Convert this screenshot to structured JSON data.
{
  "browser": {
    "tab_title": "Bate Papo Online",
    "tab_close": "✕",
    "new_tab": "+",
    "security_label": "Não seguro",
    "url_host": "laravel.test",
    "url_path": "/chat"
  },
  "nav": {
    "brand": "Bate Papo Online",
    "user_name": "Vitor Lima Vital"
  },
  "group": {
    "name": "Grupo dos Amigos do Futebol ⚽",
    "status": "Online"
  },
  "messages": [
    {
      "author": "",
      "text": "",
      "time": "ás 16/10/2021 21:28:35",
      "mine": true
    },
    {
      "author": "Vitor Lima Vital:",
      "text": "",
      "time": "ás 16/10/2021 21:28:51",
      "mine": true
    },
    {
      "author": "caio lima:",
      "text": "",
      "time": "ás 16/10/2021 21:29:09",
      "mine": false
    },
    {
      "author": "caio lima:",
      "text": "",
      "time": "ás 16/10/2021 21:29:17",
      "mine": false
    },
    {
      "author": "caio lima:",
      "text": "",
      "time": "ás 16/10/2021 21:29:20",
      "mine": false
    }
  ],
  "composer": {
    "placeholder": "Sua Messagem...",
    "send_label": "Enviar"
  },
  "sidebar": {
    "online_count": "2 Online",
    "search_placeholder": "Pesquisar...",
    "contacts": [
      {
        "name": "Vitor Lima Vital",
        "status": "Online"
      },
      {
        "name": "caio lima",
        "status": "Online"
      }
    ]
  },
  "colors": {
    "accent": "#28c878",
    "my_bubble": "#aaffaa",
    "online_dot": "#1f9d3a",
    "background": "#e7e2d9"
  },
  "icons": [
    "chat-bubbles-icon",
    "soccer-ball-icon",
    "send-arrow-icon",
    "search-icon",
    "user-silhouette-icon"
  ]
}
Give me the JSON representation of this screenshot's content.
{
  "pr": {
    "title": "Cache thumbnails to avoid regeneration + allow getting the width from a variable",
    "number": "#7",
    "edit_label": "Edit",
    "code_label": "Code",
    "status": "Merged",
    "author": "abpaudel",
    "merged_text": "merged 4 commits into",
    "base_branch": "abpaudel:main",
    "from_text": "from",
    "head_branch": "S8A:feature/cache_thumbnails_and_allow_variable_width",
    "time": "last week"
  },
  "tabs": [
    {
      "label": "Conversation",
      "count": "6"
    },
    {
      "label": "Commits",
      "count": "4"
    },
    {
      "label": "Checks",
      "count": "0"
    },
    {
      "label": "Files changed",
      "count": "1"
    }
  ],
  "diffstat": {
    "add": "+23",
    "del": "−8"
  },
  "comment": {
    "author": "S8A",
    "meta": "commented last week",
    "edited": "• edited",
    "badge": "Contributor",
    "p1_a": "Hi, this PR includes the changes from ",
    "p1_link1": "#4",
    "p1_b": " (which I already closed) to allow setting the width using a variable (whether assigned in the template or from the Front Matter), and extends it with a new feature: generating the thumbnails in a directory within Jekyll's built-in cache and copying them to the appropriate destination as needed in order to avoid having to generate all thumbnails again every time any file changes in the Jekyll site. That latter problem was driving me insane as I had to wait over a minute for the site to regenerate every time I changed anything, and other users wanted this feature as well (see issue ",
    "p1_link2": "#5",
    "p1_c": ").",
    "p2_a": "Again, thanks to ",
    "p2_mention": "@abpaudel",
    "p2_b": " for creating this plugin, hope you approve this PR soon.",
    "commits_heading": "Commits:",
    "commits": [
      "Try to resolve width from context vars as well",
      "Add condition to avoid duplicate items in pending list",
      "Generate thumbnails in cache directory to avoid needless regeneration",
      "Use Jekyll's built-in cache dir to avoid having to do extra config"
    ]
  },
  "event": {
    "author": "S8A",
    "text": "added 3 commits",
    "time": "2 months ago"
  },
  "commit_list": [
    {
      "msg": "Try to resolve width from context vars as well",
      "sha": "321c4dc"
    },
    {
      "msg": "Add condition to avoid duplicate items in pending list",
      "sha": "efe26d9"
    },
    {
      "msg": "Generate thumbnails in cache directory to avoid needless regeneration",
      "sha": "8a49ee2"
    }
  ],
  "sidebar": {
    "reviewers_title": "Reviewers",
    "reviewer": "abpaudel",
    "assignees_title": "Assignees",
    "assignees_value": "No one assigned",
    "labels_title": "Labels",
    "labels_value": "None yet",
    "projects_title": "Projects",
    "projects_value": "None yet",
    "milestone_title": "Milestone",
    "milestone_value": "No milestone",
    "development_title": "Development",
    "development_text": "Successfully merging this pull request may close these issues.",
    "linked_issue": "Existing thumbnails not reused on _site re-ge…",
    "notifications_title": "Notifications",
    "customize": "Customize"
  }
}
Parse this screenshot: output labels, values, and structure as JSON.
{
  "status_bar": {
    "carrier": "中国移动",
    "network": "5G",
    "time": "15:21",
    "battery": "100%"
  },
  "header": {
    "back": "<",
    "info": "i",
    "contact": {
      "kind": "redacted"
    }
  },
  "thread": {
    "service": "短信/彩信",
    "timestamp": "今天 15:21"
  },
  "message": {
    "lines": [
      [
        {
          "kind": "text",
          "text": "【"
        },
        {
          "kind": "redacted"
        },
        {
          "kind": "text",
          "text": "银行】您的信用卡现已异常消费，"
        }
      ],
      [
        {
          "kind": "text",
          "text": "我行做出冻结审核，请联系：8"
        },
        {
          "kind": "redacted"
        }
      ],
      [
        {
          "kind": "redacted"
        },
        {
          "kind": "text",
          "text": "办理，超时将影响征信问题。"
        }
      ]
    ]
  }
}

• • •

What you should do
Retype the whole listing, matching it exactly.

Exercise result
Convert this screenshot to structured JSON data.
{
  "browser": {
    "tab_title": "Bate Papo Online",
    "tab_close": "✕",
    "new_tab": "+",
    "security_label": "Não seguro",
    "url_host": "laravel.test",
    "url_path": "/chat"
  },
  "nav": {
    "brand": "Bate Papo Online",
    "user_name": "Vitor Lima Vital"
  },
  "group": {
    "name": "Grupo dos Amigos do Futebol ⚽",
    "status": "Online"
  },
  "messages": [
    {
      "author": "",
      "text": "",
      "time": "ás 16/10/2021 21:28:35",
      "mine": true
    },
    {
      "author": "Vitor Lima Vital:",
      "text": "",
      "time": "ás 16/10/2021 21:28:51",
      "mine": true
    },
    {
      "author": "caio lima:",
      "text": "",
      "time": "ás 16/10/2021 21:29:09",
      "mine": false
    },
    {
      "author": "caio lima:",
      "text": "",
      "time": "ás 16/10/2021 21:29:17",
      "mine": false
    },
    {
      "author": "caio lima:",
      "text": "",
      "time": "ás 16/10/2021 21:29:20",
      "mine": false
    }
  ],
  "composer": {
    "placeholder": "Sua Messagem...",
    "send_label": "Enviar"
  },
  "sidebar": {
    "online_count": "2 Online",
    "search_placeholder": "Pesquisar...",
    "contacts": [
      {
        "name": "Vitor Lima Vital",
        "status": "Online"
      },
      {
        "name": "caio lima",
        "status": "Online"
      }
    ]
  },
  "colors": {
    "accent": "#28c878",
    "my_bubble": "#aaffaa",
    "online_dot": "#1f9d3a",
    "background": "#e7e2d9"
  },
  "icons": [
    "chat-bubbles-icon",
    "soccer-ball-icon",
    "send-arrow-icon",
    "search-icon",
    "user-silhouette-icon"
  ]
}
Give me the JSON representation of this screenshot's content.
{
  "pr": {
    "title": "Cache thumbnails to avoid regeneration + allow getting the width from a variable",
    "number": "#7",
    "edit_label": "Edit",
    "code_label": "Code",
    "status": "Merged",
    "author": "abpaudel",
    "merged_text": "merged 4 commits into",
    "base_branch": "abpaudel:main",
    "from_text": "from",
    "head_branch": "S8A:feature/cache_thumbnails_and_allow_variable_width",
    "time": "last week"
  },
  "tabs": [
    {
      "label": "Conversation",
      "count": "6"
    },
    {
      "label": "Commits",
      "count": "4"
    },
    {
      "label": "Checks",
      "count": "0"
    },
    {
      "label": "Files changed",
      "count": "1"
    }
  ],
  "diffstat": {
    "add": "+23",
    "del": "−8"
  },
  "comment": {
    "author": "S8A",
    "meta": "commented last week",
    "edited": "• edited",
    "badge": "Contributor",
    "p1_a": "Hi, this PR includes the changes from ",
    "p1_link1": "#4",
    "p1_b": " (which I already closed) to allow setting the width using a variable (whether assigned in the template or from the Front Matter), and extends it with a new feature: generating the thumbnails in a directory within Jekyll's built-in cache and copying them to the appropriate destination as needed in order to avoid having to generate all thumbnails again every time any file changes in the Jekyll site. That latter problem was driving me insane as I had to wait over a minute for the site to regenerate every time I changed anything, and other users wanted this feature as well (see issue ",
    "p1_link2": "#5",
    "p1_c": ").",
    "p2_a": "Again, thanks to ",
    "p2_mention": "@abpaudel",
    "p2_b": " for creating this plugin, hope you approve this PR soon.",
    "commits_heading": "Commits:",
    "commits": [
      "Try to resolve width from context vars as well",
      "Add condition to avoid duplicate items in pending list",
      "Generate thumbnails in cache directory to avoid needless regeneration",
      "Use Jekyll's built-in cache dir to avoid having to do extra config"
    ]
  },
  "event": {
    "author": "S8A",
    "text": "added 3 commits",
    "time": "2 months ago"
  },
  "commit_list": [
    {
      "msg": "Try to resolve width from context vars as well",
      "sha": "321c4dc"
    },
    {
      "msg": "Add condition to avoid duplicate items in pending list",
      "sha": "efe26d9"
    },
    {
      "msg": "Generate thumbnails in cache directory to avoid needless regeneration",
      "sha": "8a49ee2"
    }
  ],
  "sidebar": {
    "reviewers_title": "Reviewers",
    "reviewer": "abpaudel",
    "assignees_title": "Assignees",
    "assignees_value": "No one assigned",
    "labels_title": "Labels",
    "labels_value": "None yet",
    "projects_title": "Projects",
    "projects_value": "None yet",
    "milestone_title": "Milestone",
    "milestone_value": "No milestone",
    "development_title": "Development",
    "development_text": "Successfully merging this pull request may close these issues.",
    "linked_issue": "Existing thumbnails not reused on _site re-ge…",
    "notifications_title": "Notifications",
    "customize": "Customize"
  }
}
Parse this screenshot: output labels, values, and structure as JSON.
{
  "status_bar": {
    "carrier": "中国移动",
    "network": "5G",
    "time": "15:21",
    "battery": "100%"
  },
  "header": {
    "back": "<",
    "info": "i",
    "contact": {
      "kind": "redacted"
    }
  },
  "thread": {
    "service": "短信/彩信",
    "timestamp": "今天 15:21"
  },
  "message": {
    "lines": [
      [
        {
          "kind": "text",
          "text": "【"
        },
        {
          "kind": "redacted"
        },
        {
          "kind": "text",
          "text": "银行】您的信用卡现已异常消费，"
        }
      ],
      [
        {
          "kind": "text",
          "text": "我行做出冻结审核，请联系：8"
        },
        {
          "kind": "redacted"
        }
      ],
      [
        {
          "kind": "redacted"
        },
        {
          "kind": "text",
          "text": "办理，超时将影响征信问题。"
        }
      ]
    ]
  }
}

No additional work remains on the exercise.